- TEXT EXTRACT -
+++++

Click here to Skip to main content
65,938 articles
CodeProject is changing. Read more.
Articles / web / CSS

Using Information Retrieval Techniques as an Alternative to Commercial Web Services

5.00/5 (1 vote)
14 Aug 2008CPOL4 min read 1   130  
In this article, I discuss an example of how you can use information retrieval to grab data out of MSN Money pages to get a free Web Service for currency exchange rates and other quotes.

CurrencyExchangeDemo

Introduction

Tired searching for a free currency exchange and stock info Web Service? Here is the solution. I came up with this idea after a failed search for a good and free of charge Web Service that provides currency exchange and other stock info.

Information retrieval will help us in getting information hidden inside HTML pages and trying to put them in a standard format that would be easier for us to use.

In this example, I am showing a class called DataGrabber which I use to retrieve selected information from MSN Money's page. Let's have a look at this page first and determine the areas of interest inside it.

points.JPG

I have marked some contents inside this web page: rate, direction arrow, change, change ratio, and currency converter. These are services that DataGrabber will provide by parsing the page's HTML code. Additionally, we should be able to get the page's title to accurately specify the quote's name and determine if a symbol was not found.

Getting the Page HTML

First, we have to get the HTML of the desired page. MSN's page URL looks like this: http://moneycentral.msn.com/detail/stock_quote?Symbol=SYMBOL&FormatAs=Index.

All we need is to specify the symbol for which we are getting the information and send the request to MSN using the WebClient object.

VB
'Assuming Symbol property is defined
Private Const URL As String = "http://moneycentral.msn.com/detail/stock_quote?" _
                              & "Symbol={0}&FormatAs=Index"

Private Function GetPageCode() As String
    Dim c As New WebClient()
    Dim data As Stream = c.OpenRead(String.Format(URL, Symbol))
    Dim reader As New StreamReader(data)
    Dim str As String = reader.ReadToEnd
    reader.Close() : reader.Dispose()
    data.Close() : data.Dispose()
    c.Dispose()

    Return str
End Function

'Use the following property to keep HTML alive inside the object
Private ReadOnly Property Page() As String
    Get
        If _page Is Nothing Then _page = GetPageCode()
        Return _page
    End Get
End Property

'To refresh data in next query, just set _page to null
Public Sub RefreshData()
    _page = Nothing
End Sub

Now we have the HTML code we need. Let's start parsing.

+++++

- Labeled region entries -

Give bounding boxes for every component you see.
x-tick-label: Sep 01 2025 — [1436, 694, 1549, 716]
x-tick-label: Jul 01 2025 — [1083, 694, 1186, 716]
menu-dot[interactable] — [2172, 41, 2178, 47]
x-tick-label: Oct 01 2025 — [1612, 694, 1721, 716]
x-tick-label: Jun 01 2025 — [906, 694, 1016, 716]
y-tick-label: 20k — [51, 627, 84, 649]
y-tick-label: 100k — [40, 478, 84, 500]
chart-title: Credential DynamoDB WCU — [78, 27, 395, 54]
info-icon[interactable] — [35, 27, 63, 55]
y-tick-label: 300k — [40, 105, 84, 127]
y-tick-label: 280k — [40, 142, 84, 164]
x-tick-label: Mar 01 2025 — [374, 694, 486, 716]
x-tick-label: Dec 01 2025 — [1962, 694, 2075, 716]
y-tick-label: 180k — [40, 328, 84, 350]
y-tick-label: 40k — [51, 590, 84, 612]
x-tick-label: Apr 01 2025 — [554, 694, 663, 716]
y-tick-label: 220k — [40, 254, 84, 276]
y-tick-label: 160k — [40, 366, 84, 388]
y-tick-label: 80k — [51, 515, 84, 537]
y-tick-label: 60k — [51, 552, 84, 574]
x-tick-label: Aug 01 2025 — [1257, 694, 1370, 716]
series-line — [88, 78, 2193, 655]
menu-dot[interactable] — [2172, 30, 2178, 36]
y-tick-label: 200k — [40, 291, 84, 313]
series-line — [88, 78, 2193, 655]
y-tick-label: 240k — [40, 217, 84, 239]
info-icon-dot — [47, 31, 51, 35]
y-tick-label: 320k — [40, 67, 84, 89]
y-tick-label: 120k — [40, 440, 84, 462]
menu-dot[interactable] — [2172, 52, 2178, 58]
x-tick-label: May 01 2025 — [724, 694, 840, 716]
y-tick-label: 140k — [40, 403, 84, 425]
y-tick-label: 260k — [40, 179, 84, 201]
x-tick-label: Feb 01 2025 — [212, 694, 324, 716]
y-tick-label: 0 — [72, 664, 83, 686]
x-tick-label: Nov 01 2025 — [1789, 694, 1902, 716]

+++++

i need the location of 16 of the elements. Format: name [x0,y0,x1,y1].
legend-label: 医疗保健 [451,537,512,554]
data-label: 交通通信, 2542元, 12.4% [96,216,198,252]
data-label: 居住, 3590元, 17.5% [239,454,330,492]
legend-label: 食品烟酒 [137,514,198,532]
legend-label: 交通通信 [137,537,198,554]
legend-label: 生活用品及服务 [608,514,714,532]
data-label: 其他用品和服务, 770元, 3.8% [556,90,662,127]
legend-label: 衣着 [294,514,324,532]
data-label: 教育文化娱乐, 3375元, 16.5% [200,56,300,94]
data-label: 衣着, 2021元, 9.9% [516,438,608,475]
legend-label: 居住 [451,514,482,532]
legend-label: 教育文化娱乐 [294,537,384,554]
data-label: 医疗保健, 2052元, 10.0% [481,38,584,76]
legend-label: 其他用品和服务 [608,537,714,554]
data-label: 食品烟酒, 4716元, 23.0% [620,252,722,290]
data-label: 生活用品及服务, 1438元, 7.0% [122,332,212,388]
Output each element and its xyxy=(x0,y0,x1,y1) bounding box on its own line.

+++++

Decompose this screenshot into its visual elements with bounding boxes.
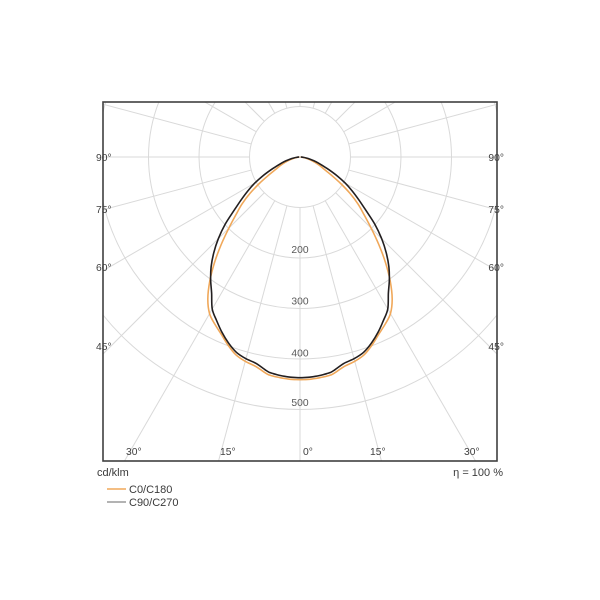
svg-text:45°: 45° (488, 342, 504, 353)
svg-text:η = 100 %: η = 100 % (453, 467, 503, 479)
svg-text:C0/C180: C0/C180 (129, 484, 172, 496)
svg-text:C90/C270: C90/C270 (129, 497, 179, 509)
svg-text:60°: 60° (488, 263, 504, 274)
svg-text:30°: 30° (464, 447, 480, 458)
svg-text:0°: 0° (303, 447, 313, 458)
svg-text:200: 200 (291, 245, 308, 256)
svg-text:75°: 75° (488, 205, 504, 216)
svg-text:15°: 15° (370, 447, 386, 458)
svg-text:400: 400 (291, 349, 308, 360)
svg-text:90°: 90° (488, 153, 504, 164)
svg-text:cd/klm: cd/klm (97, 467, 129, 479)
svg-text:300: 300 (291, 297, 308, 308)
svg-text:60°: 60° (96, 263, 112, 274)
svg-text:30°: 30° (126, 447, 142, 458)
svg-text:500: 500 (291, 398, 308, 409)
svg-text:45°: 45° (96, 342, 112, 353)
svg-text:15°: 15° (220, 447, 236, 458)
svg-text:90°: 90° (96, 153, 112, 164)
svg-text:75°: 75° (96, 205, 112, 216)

+++++

- TASK LIST -
1. Answer these questions about the MSN Money article:
(a) What is the name of the class that retrieves selected information from MSN Money's page?
(b) Which object is used to send the request to MSN?
(c) Which variable does the RefreshData subroutine set to Nothing?
2. In the MSN Money article, copy the passage from "Information retrieval will" up to and including "was not found.".

- ANSWERS BELOW -
1.
(a) DataGrabber
(b) WebClient
(c) _page

2.
Information retrieval will help us in getting information hidden inside HTML pages and trying to put them in a standard format that would be easier for us to use.

In this example, I am showing a class called DataGrabber which I use to retrieve selected information from MSN Money's page. Let's have a look at this page first and determine the areas of interest inside it.

points.JPG

I have marked some contents inside this web page: rate, direction arrow, change, change ratio, and currency converter. These are services that DataGrabber will provide by parsing the page's HTML code. Additionally, we should be able to get the page's title to accurately specify the quote's name and determine if a symbol was not found.